_What the exercise asks_: The required output is the line that contains "Extract all readable text from this page." plus every line after it in the listing below, copied exactly as it appears.

◇ ◇ ◇

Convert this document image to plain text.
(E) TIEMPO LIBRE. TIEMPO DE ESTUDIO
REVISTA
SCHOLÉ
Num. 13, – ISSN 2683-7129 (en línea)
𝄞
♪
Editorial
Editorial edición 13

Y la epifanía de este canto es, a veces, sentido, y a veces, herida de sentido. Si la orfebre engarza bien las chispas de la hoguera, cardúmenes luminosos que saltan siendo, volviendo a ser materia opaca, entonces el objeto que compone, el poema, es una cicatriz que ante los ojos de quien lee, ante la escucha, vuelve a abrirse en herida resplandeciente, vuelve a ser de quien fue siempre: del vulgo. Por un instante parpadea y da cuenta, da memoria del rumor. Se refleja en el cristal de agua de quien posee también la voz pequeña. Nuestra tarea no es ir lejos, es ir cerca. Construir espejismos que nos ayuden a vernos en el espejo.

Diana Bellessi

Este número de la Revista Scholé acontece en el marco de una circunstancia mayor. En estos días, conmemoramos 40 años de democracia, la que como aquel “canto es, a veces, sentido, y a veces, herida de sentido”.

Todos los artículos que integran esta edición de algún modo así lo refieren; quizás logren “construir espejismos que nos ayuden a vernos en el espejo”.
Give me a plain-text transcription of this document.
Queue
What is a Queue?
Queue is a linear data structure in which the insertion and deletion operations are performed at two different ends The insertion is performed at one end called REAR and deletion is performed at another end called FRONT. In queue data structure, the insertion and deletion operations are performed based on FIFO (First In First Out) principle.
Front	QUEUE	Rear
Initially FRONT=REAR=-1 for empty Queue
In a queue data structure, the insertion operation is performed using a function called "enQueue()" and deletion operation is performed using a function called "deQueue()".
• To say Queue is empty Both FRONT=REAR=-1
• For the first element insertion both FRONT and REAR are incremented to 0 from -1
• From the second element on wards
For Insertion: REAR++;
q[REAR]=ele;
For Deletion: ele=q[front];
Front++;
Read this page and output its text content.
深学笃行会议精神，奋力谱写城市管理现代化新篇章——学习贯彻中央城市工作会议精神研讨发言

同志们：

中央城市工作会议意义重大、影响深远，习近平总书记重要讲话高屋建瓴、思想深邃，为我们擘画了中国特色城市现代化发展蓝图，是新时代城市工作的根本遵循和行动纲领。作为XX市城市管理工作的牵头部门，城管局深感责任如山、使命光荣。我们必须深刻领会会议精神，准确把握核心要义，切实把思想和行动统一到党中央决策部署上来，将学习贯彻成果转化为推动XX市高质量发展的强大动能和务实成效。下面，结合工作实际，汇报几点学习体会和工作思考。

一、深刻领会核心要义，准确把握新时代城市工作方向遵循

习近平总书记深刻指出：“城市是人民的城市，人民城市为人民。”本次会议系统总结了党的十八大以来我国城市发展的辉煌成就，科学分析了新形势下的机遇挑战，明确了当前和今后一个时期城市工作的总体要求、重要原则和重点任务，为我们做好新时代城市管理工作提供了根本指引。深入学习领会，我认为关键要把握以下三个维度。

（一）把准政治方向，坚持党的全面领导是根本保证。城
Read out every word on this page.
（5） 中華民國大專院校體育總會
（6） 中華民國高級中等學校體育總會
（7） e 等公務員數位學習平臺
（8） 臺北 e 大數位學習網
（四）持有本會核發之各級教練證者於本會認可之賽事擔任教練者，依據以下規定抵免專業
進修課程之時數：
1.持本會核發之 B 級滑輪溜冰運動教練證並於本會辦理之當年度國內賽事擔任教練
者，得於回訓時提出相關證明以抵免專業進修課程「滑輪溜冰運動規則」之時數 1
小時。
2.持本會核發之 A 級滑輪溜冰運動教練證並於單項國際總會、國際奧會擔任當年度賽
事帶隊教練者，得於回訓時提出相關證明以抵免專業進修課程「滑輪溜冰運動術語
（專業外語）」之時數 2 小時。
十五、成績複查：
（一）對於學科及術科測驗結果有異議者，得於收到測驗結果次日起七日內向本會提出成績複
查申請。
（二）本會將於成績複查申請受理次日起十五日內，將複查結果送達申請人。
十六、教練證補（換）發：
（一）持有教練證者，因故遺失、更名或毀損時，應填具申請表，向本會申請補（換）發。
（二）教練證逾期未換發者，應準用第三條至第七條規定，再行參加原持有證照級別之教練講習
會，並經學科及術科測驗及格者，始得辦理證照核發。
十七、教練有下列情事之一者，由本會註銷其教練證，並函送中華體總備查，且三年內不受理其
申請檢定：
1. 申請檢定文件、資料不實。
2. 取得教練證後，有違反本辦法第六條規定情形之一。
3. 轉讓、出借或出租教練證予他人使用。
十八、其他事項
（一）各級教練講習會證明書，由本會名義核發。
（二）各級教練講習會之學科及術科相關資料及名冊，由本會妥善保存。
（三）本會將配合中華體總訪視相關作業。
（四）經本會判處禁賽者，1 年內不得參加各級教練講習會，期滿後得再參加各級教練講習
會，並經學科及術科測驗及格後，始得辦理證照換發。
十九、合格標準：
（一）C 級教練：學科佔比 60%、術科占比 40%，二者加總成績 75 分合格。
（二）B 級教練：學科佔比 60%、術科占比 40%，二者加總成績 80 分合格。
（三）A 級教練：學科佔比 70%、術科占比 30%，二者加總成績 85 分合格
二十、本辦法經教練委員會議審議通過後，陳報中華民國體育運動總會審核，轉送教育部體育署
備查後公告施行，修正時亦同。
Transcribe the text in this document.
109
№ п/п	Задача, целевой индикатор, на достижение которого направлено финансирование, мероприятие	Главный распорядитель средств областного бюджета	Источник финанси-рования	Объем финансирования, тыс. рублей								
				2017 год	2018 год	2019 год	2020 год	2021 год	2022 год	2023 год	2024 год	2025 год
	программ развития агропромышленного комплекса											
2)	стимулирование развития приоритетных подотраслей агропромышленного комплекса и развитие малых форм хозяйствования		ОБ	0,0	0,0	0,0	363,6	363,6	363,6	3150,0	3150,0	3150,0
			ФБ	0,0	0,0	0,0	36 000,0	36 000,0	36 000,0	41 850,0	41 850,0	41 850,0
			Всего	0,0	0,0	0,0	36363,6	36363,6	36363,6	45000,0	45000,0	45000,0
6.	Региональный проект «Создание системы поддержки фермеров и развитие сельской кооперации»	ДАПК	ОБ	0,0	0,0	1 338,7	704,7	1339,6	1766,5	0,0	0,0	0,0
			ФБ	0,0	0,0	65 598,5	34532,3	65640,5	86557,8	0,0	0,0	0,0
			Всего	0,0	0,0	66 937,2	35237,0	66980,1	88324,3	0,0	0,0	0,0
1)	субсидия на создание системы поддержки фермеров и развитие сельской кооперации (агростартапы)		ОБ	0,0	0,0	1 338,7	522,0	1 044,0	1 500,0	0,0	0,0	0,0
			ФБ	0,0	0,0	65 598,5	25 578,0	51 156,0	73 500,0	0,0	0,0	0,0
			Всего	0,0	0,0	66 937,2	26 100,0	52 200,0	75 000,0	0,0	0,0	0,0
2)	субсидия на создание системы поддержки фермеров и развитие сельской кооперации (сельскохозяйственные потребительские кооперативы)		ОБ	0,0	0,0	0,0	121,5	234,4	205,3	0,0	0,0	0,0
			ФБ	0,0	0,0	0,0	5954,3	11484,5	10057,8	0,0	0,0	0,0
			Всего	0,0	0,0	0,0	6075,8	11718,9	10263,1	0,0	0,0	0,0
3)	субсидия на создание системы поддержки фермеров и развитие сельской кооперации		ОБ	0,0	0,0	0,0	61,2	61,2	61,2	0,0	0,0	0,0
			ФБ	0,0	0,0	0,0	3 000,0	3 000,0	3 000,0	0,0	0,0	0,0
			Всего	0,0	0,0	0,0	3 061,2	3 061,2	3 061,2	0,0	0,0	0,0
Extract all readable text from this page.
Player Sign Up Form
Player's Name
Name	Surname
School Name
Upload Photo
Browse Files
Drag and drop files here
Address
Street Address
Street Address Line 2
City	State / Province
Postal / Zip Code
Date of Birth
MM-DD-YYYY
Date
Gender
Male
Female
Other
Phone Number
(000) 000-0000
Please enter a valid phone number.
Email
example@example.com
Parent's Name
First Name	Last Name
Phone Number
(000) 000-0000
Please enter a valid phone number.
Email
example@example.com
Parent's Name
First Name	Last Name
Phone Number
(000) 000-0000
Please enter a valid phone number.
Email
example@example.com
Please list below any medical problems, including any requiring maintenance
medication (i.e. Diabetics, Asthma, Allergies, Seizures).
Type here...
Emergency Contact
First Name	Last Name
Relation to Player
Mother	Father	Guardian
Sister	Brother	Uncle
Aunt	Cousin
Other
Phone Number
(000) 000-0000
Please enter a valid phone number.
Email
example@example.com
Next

◇ ◇ ◇

_Answer to the problem_:
Extract all readable text from this page.
Player Sign Up Form
Player's Name
Name	Surname
School Name
Upload Photo
Browse Files
Drag and drop files here
Address
Street Address
Street Address Line 2
City	State / Province
Postal / Zip Code
Date of Birth
MM-DD-YYYY
Date
Gender
Male
Female
Other
Phone Number
(000) 000-0000
Please enter a valid phone number.
Email
example@example.com
Parent's Name
First Name	Last Name
Phone Number
(000) 000-0000
Please enter a valid phone number.
Email
example@example.com
Parent's Name
First Name	Last Name
Phone Number
(000) 000-0000
Please enter a valid phone number.
Email
example@example.com
Please list below any medical problems, including any requiring maintenance
medication (i.e. Diabetics, Asthma, Allergies, Seizures).
Type here...
Emergency Contact
First Name	Last Name
Relation to Player
Mother	Father	Guardian
Sister	Brother	Uncle
Aunt	Cousin
Other
Phone Number
(000) 000-0000
Please enter a valid phone number.
Email
example@example.com
Next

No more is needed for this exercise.